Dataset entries
>> begin
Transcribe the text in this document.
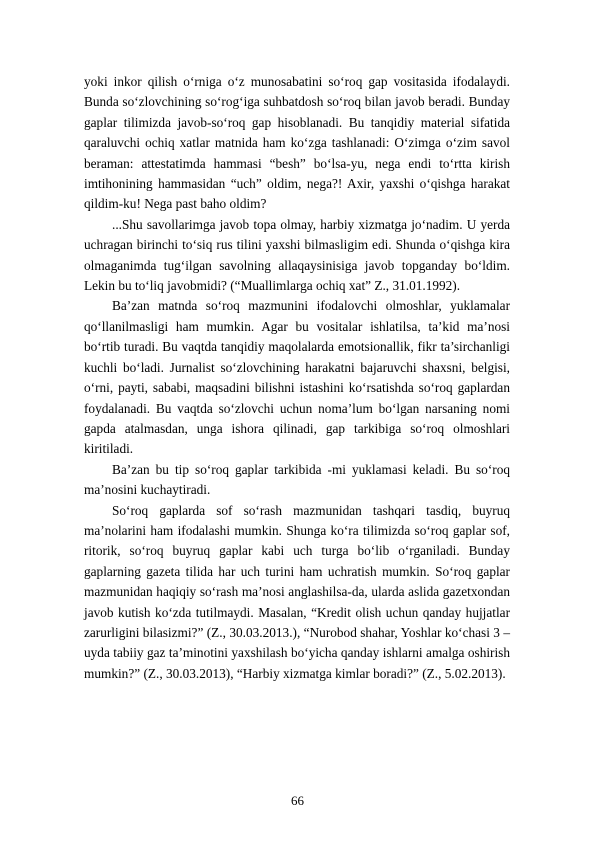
yoki inkor qilish o‘rniga o‘z munosabatini so‘roq gap vositasida ifodalaydi. Bunda so‘zlovchining so‘rog‘iga suhbatdosh so‘roq bilan javob beradi. Bunday gaplar tilimizda javob-so‘roq gap hisoblanadi. Bu tanqidiy material sifatida qaraluvchi ochiq xatlar matnida ham ko‘zga tashlanadi: O‘zimga o‘zim savol beraman: attestatimda hammasi “besh” bo‘lsa-yu, nega endi to‘rtta kirish imtihonining hammasidan “uch” oldim, nega?! Axir, yaxshi o‘qishga harakat qildim-ku! Nega past baho oldim?

...Shu savollarimga javob topa olmay, harbiy xizmatga jo‘nadim. U yerda uchragan birinchi to‘siq rus tilini yaxshi bilmasligim edi. Shunda o‘qishga kira olmaganimda tug‘ilgan savolning allaqaysinisiga javob topganday bo‘ldim. Lekin bu to‘liq javobmidi? (“Muallimlarga ochiq xat” Z., 31.01.1992).

Ba’zan matnda so‘roq mazmunini ifodalovchi olmoshlar, yuklamalar qo‘llanilmasligi ham mumkin. Agar bu vositalar ishlatilsa, ta’kid ma’nosi bo‘rtib turadi. Bu vaqtda tanqidiy maqolalarda emotsionallik, fikr ta’sirchanligi kuchli bo‘ladi. Jurnalist so‘zlovchining harakatni bajaruvchi shaxsni, belgisi, o‘rni, payti, sababi, maqsadini bilishni istashini ko‘rsatishda so‘roq gaplardan foydalanadi. Bu vaqtda so‘zlovchi uchun noma’lum bo‘lgan narsaning nomi gapda atalmasdan, unga ishora qilinadi, gap tarkibiga so‘roq olmoshlari kiritiladi.

Ba’zan bu tip so‘roq gaplar tarkibida -mi yuklamasi keladi. Bu so‘roq ma’nosini kuchaytiradi.

So‘roq gaplarda sof so‘rash mazmunidan tashqari tasdiq, buyruq ma’nolarini ham ifodalashi mumkin. Shunga ko‘ra tilimizda so‘roq gaplar sof, ritorik, so‘roq buyruq gaplar kabi uch turga bo‘lib o‘rganiladi. Bunday gaplarning gazeta tilida har uch turini ham uchratish mumkin. So‘roq gaplar mazmunidan haqiqiy so‘rash ma’nosi anglashilsa-da, ularda aslida gazetxondan javob kutish ko‘zda tutilmaydi. Masalan, “Kredit olish uchun qanday hujjatlar zarurligini bilasizmi?” (Z., 30.03.2013.), “Nurobod shahar, Yoshlar ko‘chasi 3 –uyda tabiiy gaz ta’minotini yaxshilash bo‘yicha qanday ishlarni amalga oshirish mumkin?” (Z., 30.03.2013), “Harbiy xizmatga kimlar boradi?” (Z., 5.02.2013).

66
>> end
WHAT NEEDS TO BE DONE:
Skipping the pictures, transcribe each line above exactly as it appears.

SOLUTION TO THIS EXERCISE:
Transcribe the text in this document.
yoki inkor qilish o‘rniga o‘z munosabatini so‘roq gap vositasida ifodalaydi. Bunda so‘zlovchining so‘rog‘iga suhbatdosh so‘roq bilan javob beradi. Bunday gaplar tilimizda javob-so‘roq gap hisoblanadi. Bu tanqidiy material sifatida qaraluvchi ochiq xatlar matnida ham ko‘zga tashlanadi: O‘zimga o‘zim savol beraman: attestatimda hammasi “besh” bo‘lsa-yu, nega endi to‘rtta kirish imtihonining hammasidan “uch” oldim, nega?! Axir, yaxshi o‘qishga harakat qildim-ku! Nega past baho oldim?

...Shu savollarimga javob topa olmay, harbiy xizmatga jo‘nadim. U yerda uchragan birinchi to‘siq rus tilini yaxshi bilmasligim edi. Shunda o‘qishga kira olmaganimda tug‘ilgan savolning allaqaysinisiga javob topganday bo‘ldim. Lekin bu to‘liq javobmidi? (“Muallimlarga ochiq xat” Z., 31.01.1992).

Ba’zan matnda so‘roq mazmunini ifodalovchi olmoshlar, yuklamalar qo‘llanilmasligi ham mumkin. Agar bu vositalar ishlatilsa, ta’kid ma’nosi bo‘rtib turadi. Bu vaqtda tanqidiy maqolalarda emotsionallik, fikr ta’sirchanligi kuchli bo‘ladi. Jurnalist so‘zlovchining harakatni bajaruvchi shaxsni, belgisi, o‘rni, payti, sababi, maqsadini bilishni istashini ko‘rsatishda so‘roq gaplardan foydalanadi. Bu vaqtda so‘zlovchi uchun noma’lum bo‘lgan narsaning nomi gapda atalmasdan, unga ishora qilinadi, gap tarkibiga so‘roq olmoshlari kiritiladi.

Ba’zan bu tip so‘roq gaplar tarkibida -mi yuklamasi keladi. Bu so‘roq ma’nosini kuchaytiradi.

So‘roq gaplarda sof so‘rash mazmunidan tashqari tasdiq, buyruq ma’nolarini ham ifodalashi mumkin. Shunga ko‘ra tilimizda so‘roq gaplar sof, ritorik, so‘roq buyruq gaplar kabi uch turga bo‘lib o‘rganiladi. Bunday gaplarning gazeta tilida har uch turini ham uchratish mumkin. So‘roq gaplar mazmunidan haqiqiy so‘rash ma’nosi anglashilsa-da, ularda aslida gazetxondan javob kutish ko‘zda tutilmaydi. Masalan, “Kredit olish uchun qanday hujjatlar zarurligini bilasizmi?” (Z., 30.03.2013.), “Nurobod shahar, Yoshlar ko‘chasi 3 –uyda tabiiy gaz ta’minotini yaxshilash bo‘yicha qanday ishlarni amalga oshirish mumkin?” (Z., 30.03.2013), “Harbiy xizmatga kimlar boradi?” (Z., 5.02.2013).

66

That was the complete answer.